## Instructions to follow
Restate the entries word for word, omitting nothing.

[Some records]
======

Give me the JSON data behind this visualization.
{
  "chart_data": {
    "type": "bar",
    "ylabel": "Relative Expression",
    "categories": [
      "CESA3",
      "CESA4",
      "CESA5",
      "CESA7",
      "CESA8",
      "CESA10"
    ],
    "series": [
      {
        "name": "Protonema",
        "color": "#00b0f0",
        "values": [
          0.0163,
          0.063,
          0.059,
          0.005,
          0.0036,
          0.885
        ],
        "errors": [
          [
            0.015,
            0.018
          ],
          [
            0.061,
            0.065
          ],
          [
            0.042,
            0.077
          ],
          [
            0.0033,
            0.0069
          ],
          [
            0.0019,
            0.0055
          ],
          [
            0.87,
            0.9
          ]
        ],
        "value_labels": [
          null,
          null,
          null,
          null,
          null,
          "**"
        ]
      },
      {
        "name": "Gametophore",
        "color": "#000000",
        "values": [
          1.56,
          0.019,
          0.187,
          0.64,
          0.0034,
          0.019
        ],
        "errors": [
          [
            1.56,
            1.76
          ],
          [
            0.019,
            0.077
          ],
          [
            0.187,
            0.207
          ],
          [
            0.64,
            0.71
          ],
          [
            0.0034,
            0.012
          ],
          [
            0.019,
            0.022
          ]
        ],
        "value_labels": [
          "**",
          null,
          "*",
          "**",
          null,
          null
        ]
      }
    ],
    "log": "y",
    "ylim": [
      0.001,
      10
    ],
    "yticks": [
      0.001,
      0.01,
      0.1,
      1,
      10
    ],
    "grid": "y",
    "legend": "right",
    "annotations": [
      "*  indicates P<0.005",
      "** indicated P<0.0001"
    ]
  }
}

======

## The reply
Give me the JSON data behind this visualization.
{
  "chart_data": {
    "type": "bar",
    "ylabel": "Relative Expression",
    "categories": [
      "CESA3",
      "CESA4",
      "CESA5",
      "CESA7",
      "CESA8",
      "CESA10"
    ],
    "series": [
      {
        "name": "Protonema",
        "color": "#00b0f0",
        "values": [
          0.0163,
          0.063,
          0.059,
          0.005,
          0.0036,
          0.885
        ],
        "errors": [
          [
            0.015,
            0.018
          ],
          [
            0.061,
            0.065
          ],
          [
            0.042,
            0.077
          ],
          [
            0.0033,
            0.0069
          ],
          [
            0.0019,
            0.0055
          ],
          [
            0.87,
            0.9
          ]
        ],
        "value_labels": [
          null,
          null,
          null,
          null,
          null,
          "**"
        ]
      },
      {
        "name": "Gametophore",
        "color": "#000000",
        "values": [
          1.56,
          0.019,
          0.187,
          0.64,
          0.0034,
          0.019
        ],
        "errors": [
          [
            1.56,
            1.76
          ],
          [
            0.019,
            0.077
          ],
          [
            0.187,
            0.207
          ],
          [
            0.64,
            0.71
          ],
          [
            0.0034,
            0.012
          ],
          [
            0.019,
            0.022
          ]
        ],
        "value_labels": [
          "**",
          null,
          "*",
          "**",
          null,
          null
        ]
      }
    ],
    "log": "y",
    "ylim": [
      0.001,
      10
    ],
    "yticks": [
      0.001,
      0.01,
      0.1,
      1,
      10
    ],
    "grid": "y",
    "legend": "right",
    "annotations": [
      "*  indicates P<0.005",
      "** indicated P<0.0001"
    ]
  }
}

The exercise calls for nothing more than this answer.